Aim »
Pick out every line in the items below that contains the string "Jewelry" and copy each of those lines.

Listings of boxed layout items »
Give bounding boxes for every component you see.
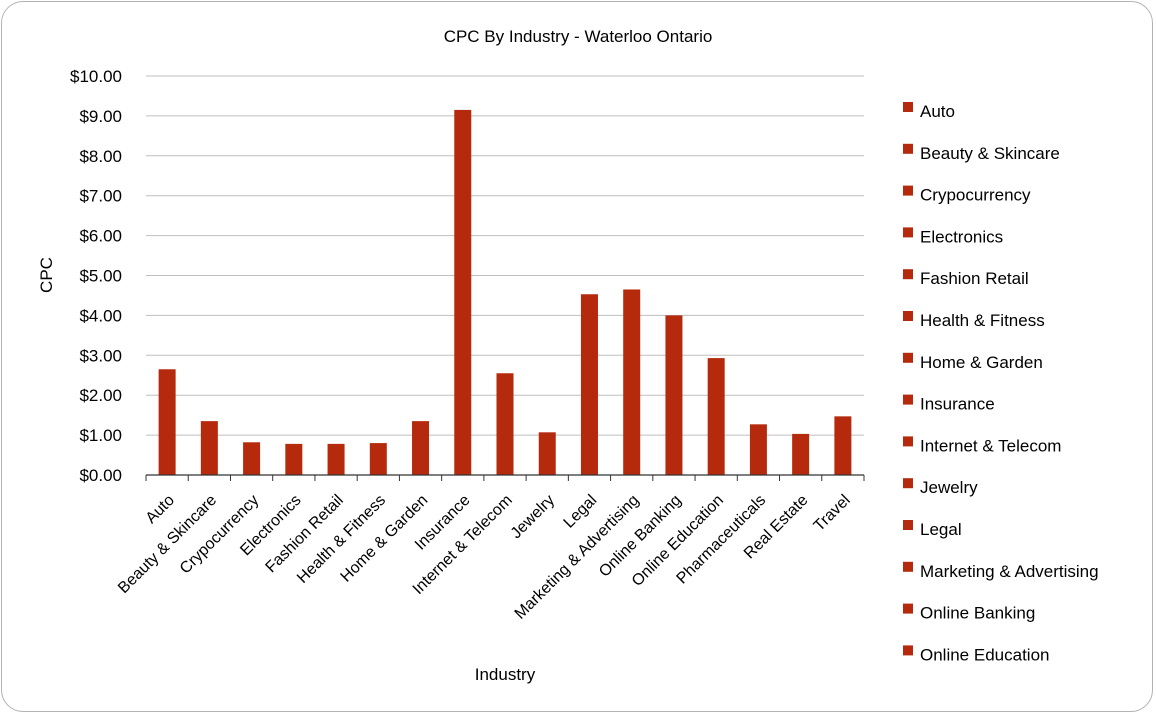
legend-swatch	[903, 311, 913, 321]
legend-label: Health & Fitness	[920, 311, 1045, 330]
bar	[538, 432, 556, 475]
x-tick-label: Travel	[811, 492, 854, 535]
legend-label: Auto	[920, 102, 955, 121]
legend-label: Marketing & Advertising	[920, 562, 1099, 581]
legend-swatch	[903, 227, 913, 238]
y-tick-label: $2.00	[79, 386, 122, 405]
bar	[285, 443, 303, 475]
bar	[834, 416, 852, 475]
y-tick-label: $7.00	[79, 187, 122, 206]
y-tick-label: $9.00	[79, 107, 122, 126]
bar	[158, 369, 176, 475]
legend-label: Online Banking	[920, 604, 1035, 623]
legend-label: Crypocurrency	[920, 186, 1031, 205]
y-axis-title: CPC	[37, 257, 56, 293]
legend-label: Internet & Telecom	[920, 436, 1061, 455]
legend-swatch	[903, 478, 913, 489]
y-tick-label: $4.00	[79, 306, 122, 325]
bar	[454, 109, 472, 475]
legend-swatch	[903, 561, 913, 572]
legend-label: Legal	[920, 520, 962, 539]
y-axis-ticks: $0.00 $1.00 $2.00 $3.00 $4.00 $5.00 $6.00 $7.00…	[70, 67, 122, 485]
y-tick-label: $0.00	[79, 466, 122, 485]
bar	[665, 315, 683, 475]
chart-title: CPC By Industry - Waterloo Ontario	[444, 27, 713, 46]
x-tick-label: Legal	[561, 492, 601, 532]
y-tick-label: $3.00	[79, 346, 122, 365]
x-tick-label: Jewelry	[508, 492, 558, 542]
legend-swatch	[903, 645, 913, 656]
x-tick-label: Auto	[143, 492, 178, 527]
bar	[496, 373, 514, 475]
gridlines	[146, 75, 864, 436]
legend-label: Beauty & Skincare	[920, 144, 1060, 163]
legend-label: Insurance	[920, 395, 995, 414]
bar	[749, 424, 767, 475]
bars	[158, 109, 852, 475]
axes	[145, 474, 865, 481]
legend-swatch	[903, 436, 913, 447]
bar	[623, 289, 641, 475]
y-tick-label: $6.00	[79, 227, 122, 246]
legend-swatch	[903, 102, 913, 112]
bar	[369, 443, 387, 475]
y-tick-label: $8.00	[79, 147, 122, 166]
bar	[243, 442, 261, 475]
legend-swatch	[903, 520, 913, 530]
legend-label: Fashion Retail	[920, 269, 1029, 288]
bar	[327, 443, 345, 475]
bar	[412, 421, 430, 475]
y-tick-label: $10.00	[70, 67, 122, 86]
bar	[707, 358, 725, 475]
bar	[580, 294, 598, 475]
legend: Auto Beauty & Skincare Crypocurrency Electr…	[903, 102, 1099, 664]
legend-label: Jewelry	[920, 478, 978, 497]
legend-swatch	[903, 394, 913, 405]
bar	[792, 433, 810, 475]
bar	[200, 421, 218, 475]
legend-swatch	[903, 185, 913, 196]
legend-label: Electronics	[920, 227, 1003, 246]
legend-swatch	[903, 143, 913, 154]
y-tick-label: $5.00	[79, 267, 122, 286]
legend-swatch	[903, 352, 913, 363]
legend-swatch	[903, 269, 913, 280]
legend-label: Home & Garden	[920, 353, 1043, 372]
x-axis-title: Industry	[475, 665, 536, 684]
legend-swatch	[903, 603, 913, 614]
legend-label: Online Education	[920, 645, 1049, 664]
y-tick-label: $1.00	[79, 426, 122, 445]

Response to this task »
x-tick-label: Jewelry	[508, 492, 558, 542]
legend-label: Jewelry	[920, 478, 978, 497]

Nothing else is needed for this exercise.